Stored dataset items
— start —
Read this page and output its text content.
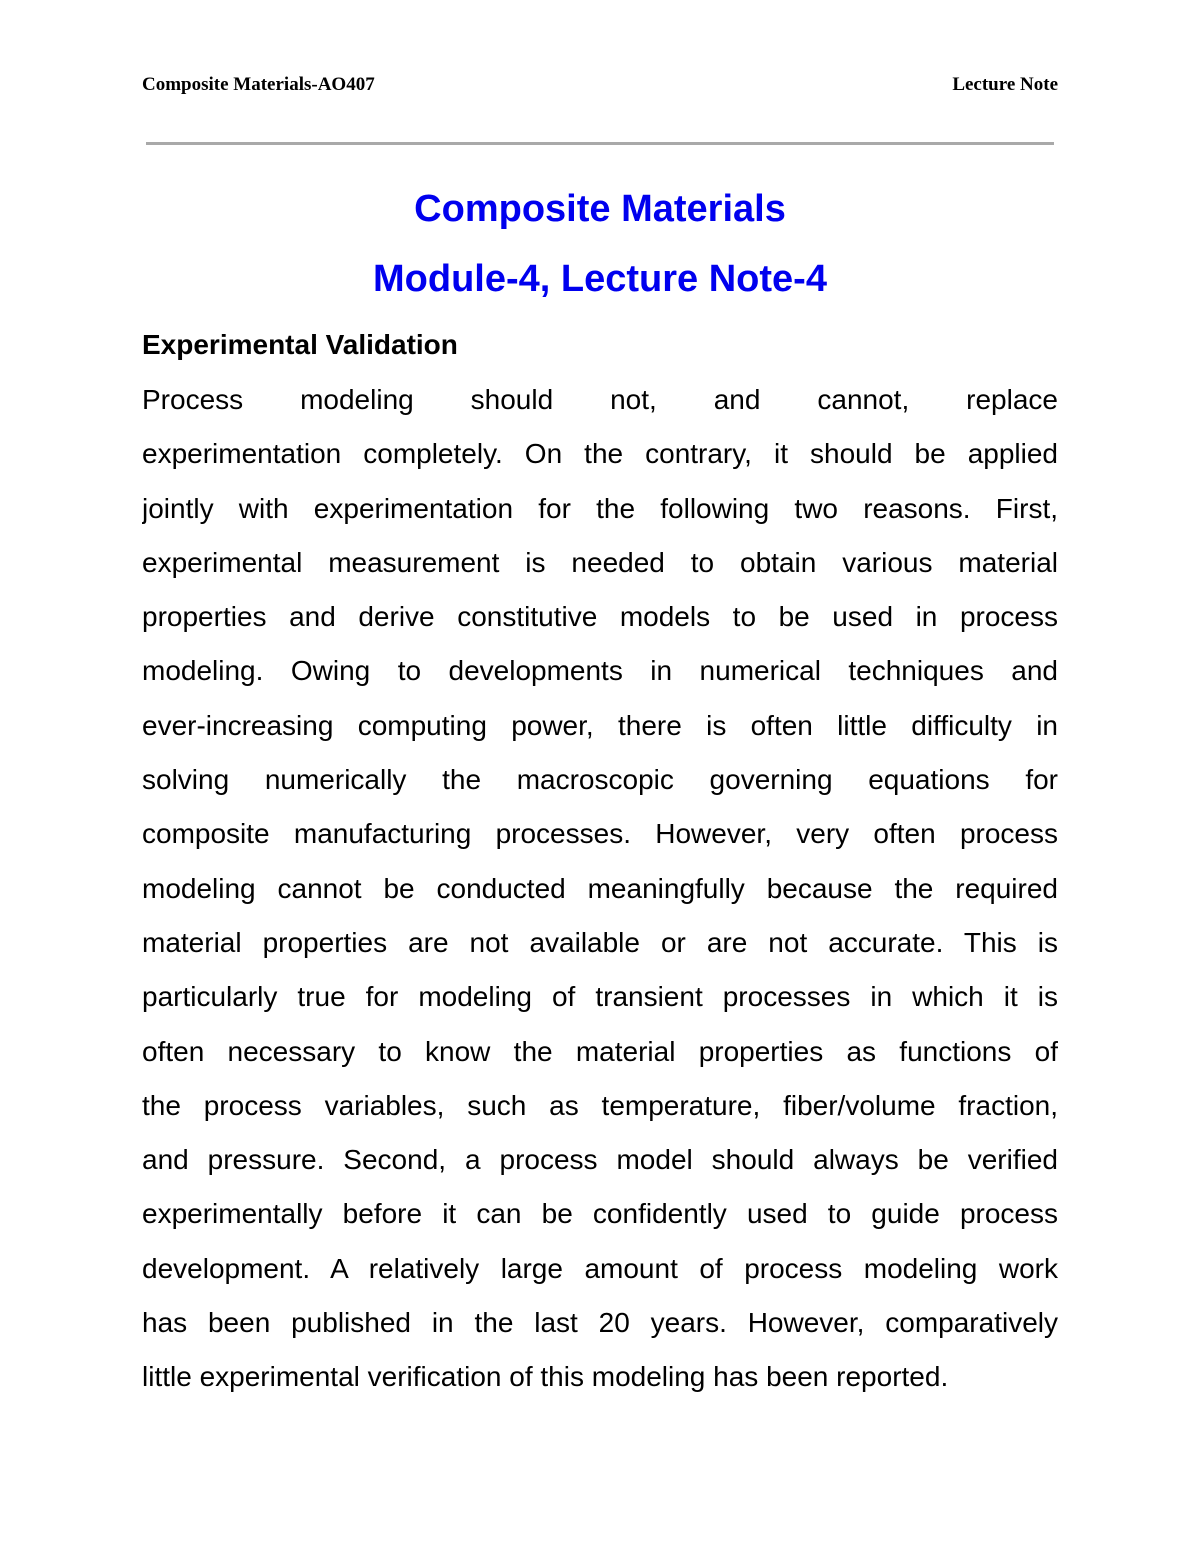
Composite Materials-AO407	Lecture Note
Composite Materials
Module-4, Lecture Note-4
Experimental Validation
Process modeling should not, and cannot, replace
experimentation completely. On the contrary, it should be applied
jointly with experimentation for the following two reasons. First,
experimental measurement is needed to obtain various material
properties and derive constitutive models to be used in process
modeling. Owing to developments in numerical techniques and
ever-increasing computing power, there is often little difficulty in
solving numerically the macroscopic governing equations for
composite manufacturing processes. However, very often process
modeling cannot be conducted meaningfully because the required
material properties are not available or are not accurate. This is
particularly true for modeling of transient processes in which it is
often necessary to know the material properties as functions of
the process variables, such as temperature, fiber/volume fraction,
and pressure. Second, a process model should always be verified
experimentally before it can be confidently used to guide process
development. A relatively large amount of process modeling work
has been published in the last 20 years. However, comparatively
little experimental verification of this modeling has been reported.
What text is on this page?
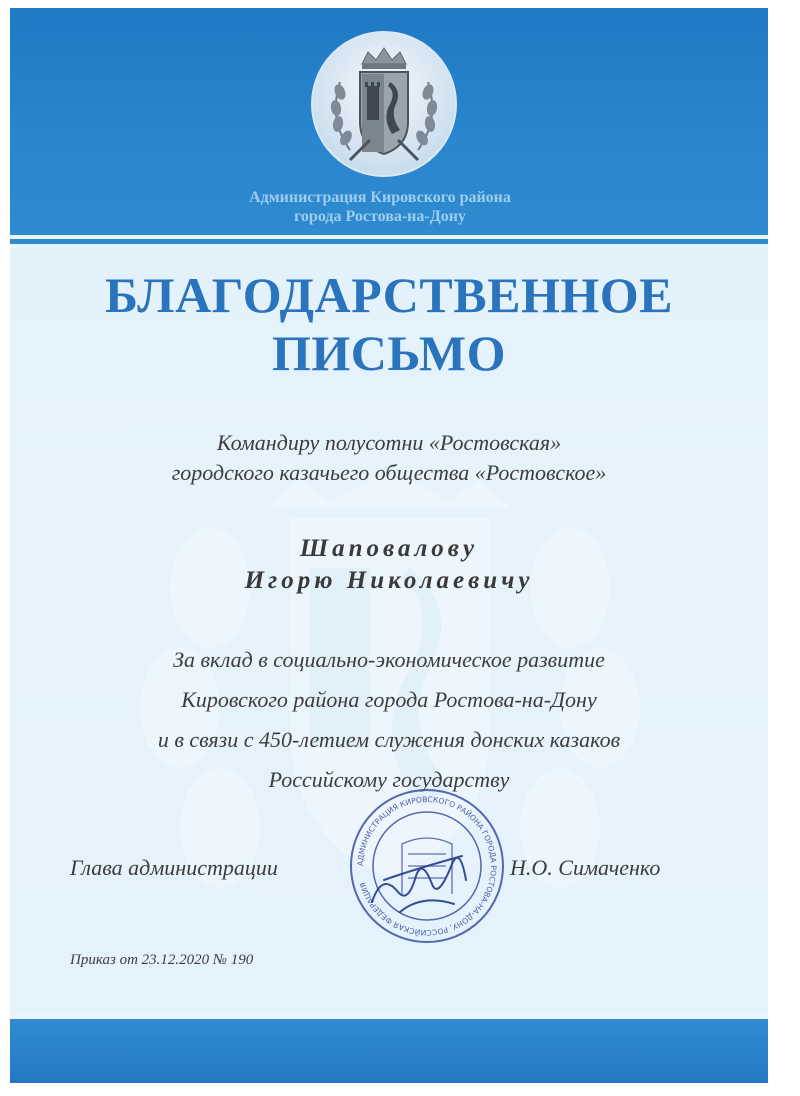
Администрация Кировского района
города Ростова-на-Дону
БЛАГОДАРСТВЕННОЕ
ПИСЬМО
Командиру полусотни «Ростовская»
городского казачьего общества «Ростовское»
Шаповалову
Игорю Николаевичу
За вклад в социально-экономическое развитие
Кировского района города Ростова-на-Дону
и в связи с 450-летием служения донских казаков
Российскому государству
Глава администрации	Н.О. Симаченко
АДМИНИСТРАЦИЯ КИРОВСКОГО РАЙОНА ГОРОДА РОСТОВА-НА-ДОНУ, РОССИЙСКАЯ ФЕДЕРАЦИЯ
Приказ от 23.12.2020 № 190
— end —
Task directions
All lines from the one holding "What text is on this page?" to the end of the listing above need to be duplicated exactly. None of the pictures should be included.

Answer to this problem
What text is on this page?
Администрация Кировского района
города Ростова-на-Дону
БЛАГОДАРСТВЕННОЕ
ПИСЬМО
Командиру полусотни «Ростовская»
городского казачьего общества «Ростовское»
Шаповалову
Игорю Николаевичу
За вклад в социально-экономическое развитие
Кировского района города Ростова-на-Дону
и в связи с 450-летием служения донских казаков
Российскому государству
Глава администрации	Н.О. Симаченко
АДМИНИСТРАЦИЯ КИРОВСКОГО РАЙОНА ГОРОДА РОСТОВА-НА-ДОНУ, РОССИЙСКАЯ ФЕДЕРАЦИЯ
Приказ от 23.12.2020 № 190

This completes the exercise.